What is required: Report every line in the listing that contains the string "data".
═══ Entries supplied ═══
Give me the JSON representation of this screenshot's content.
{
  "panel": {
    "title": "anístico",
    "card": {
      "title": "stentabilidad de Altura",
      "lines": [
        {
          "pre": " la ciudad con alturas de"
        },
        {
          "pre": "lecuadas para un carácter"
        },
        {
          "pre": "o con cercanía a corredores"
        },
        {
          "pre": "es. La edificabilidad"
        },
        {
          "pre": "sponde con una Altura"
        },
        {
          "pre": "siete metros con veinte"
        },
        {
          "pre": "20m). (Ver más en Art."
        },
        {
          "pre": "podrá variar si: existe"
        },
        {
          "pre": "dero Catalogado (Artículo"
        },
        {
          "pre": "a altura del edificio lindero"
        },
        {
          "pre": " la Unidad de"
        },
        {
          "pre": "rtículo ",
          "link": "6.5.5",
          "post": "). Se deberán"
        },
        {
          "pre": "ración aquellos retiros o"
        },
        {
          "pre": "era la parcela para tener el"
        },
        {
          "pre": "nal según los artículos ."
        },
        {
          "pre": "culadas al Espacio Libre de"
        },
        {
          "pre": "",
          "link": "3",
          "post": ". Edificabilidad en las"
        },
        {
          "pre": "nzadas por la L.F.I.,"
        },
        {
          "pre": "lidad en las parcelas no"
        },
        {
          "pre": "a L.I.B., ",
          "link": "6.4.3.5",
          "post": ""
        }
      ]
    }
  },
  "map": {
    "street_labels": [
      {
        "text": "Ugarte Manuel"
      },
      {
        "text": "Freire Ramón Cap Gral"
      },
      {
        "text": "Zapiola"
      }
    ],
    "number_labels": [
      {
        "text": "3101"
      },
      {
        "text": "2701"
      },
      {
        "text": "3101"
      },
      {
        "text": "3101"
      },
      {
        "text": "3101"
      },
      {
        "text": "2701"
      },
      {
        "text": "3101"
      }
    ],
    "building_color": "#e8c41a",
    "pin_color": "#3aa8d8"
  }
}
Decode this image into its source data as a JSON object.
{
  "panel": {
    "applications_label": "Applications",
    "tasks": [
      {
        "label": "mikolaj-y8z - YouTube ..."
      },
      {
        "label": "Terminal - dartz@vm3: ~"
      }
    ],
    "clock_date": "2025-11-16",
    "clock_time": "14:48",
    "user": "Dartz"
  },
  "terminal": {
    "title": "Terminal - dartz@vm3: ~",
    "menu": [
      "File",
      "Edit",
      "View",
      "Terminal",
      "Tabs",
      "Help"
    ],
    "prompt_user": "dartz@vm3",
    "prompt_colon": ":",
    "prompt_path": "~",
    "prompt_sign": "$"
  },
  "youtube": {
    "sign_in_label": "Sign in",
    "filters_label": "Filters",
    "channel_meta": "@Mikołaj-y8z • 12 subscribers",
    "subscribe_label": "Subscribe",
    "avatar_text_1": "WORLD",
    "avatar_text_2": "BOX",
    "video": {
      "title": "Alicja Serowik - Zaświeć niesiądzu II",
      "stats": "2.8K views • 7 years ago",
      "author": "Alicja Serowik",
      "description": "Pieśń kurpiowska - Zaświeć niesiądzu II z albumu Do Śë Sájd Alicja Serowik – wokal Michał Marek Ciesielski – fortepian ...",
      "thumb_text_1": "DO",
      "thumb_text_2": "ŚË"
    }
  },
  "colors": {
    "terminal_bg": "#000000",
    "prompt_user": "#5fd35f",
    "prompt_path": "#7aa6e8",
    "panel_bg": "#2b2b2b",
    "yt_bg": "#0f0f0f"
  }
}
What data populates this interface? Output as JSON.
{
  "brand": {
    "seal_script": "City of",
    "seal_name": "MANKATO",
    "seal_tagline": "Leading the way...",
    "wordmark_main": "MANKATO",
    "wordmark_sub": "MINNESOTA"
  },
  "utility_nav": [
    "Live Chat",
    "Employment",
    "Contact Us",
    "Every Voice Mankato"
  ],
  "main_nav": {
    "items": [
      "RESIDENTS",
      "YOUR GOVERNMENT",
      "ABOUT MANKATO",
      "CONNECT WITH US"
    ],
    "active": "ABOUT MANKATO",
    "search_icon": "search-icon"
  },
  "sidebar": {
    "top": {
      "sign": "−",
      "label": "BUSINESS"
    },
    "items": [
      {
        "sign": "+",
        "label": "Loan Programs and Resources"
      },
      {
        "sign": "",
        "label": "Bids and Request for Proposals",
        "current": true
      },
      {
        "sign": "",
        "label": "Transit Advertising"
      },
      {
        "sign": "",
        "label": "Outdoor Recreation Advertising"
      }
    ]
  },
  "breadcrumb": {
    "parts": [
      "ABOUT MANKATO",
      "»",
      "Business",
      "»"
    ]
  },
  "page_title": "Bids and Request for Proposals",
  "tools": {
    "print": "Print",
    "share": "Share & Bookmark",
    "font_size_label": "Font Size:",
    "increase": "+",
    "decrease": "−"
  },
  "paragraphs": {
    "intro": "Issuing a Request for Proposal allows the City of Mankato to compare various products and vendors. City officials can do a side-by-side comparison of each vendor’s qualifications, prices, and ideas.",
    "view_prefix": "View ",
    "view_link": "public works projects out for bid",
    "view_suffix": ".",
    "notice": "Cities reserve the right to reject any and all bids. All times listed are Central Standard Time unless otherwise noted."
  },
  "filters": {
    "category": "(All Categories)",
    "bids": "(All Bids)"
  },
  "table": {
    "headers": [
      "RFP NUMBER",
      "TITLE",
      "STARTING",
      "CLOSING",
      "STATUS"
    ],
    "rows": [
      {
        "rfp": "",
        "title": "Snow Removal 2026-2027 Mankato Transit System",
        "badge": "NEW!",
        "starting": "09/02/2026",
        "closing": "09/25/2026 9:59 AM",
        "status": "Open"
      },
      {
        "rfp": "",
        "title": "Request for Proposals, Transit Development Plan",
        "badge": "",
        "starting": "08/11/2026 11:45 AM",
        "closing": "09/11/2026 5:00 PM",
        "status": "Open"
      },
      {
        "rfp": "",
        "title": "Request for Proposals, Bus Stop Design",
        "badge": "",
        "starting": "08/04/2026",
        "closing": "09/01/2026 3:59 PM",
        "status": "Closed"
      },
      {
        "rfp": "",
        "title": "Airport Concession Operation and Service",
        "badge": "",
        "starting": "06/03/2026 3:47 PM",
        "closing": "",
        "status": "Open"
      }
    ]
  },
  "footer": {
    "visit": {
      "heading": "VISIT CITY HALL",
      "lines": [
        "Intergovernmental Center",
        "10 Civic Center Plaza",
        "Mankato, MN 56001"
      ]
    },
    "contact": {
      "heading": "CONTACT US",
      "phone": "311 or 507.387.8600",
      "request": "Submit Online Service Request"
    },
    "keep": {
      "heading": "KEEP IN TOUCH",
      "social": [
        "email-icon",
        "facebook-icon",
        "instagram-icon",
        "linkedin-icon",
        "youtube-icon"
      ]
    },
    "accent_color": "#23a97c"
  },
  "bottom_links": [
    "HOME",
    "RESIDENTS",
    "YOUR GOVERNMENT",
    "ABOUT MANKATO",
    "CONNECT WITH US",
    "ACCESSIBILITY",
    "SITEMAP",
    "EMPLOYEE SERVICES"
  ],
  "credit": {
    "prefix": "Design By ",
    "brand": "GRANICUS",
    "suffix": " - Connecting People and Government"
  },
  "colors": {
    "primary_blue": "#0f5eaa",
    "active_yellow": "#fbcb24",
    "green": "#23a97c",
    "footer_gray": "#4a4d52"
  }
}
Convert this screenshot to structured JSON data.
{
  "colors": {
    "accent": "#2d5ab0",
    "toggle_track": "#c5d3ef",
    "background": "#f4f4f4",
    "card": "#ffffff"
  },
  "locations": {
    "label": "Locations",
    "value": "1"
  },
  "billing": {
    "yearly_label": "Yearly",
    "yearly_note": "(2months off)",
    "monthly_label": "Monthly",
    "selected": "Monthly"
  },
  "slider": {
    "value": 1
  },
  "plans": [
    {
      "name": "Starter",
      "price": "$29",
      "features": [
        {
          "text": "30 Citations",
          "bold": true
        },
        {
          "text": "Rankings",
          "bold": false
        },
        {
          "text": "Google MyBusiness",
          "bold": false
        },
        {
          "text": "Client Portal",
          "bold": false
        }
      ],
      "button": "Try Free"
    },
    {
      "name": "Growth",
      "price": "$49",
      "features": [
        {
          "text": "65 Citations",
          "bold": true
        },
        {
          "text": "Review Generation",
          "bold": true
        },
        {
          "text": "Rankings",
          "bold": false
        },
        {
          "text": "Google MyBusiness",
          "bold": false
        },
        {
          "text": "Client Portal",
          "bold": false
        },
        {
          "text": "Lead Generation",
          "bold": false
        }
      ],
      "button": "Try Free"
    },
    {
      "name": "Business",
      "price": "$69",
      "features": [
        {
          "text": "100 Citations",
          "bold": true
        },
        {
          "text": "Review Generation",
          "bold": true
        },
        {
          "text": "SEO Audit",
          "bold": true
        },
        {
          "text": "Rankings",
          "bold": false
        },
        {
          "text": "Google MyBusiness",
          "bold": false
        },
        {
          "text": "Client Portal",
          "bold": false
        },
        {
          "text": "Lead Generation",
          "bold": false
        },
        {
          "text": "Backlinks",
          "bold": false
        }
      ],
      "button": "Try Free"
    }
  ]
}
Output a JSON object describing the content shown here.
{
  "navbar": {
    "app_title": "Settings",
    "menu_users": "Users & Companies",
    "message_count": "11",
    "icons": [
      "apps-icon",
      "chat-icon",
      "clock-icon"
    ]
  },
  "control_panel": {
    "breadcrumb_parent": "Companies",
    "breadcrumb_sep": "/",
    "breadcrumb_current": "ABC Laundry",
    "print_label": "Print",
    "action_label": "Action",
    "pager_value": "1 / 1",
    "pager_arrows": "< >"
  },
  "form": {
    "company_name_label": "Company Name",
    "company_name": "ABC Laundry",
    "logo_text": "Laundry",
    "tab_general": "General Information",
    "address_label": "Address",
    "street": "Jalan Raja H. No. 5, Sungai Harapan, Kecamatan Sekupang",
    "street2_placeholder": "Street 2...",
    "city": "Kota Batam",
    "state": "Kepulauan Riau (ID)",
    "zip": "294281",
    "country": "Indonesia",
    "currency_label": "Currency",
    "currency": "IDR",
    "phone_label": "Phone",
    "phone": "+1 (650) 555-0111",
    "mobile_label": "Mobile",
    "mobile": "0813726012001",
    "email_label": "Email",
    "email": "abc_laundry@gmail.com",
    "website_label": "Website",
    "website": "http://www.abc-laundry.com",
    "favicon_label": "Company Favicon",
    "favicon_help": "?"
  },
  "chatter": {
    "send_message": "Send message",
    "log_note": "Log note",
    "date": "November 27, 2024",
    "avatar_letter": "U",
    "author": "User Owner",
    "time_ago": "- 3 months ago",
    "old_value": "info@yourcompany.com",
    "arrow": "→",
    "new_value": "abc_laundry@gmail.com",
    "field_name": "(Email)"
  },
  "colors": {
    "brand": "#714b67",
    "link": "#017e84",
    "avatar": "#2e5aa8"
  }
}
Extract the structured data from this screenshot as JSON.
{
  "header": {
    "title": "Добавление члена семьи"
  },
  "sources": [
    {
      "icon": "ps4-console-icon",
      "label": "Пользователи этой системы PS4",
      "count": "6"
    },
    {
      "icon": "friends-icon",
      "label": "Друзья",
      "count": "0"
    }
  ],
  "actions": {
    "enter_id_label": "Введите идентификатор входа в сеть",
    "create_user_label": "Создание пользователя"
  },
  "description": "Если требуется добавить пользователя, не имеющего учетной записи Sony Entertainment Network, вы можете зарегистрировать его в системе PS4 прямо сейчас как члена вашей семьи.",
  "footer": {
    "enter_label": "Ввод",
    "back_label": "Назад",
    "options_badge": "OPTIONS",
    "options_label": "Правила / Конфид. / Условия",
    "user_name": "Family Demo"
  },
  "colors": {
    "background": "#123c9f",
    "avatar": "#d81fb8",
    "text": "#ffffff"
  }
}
═══
Result of the task:
Decode this image into its source data as a JSON object.
What data populates this interface? Output as JSON.
Convert this screenshot to structured JSON data.
Extract the structured data from this screenshot as JSON.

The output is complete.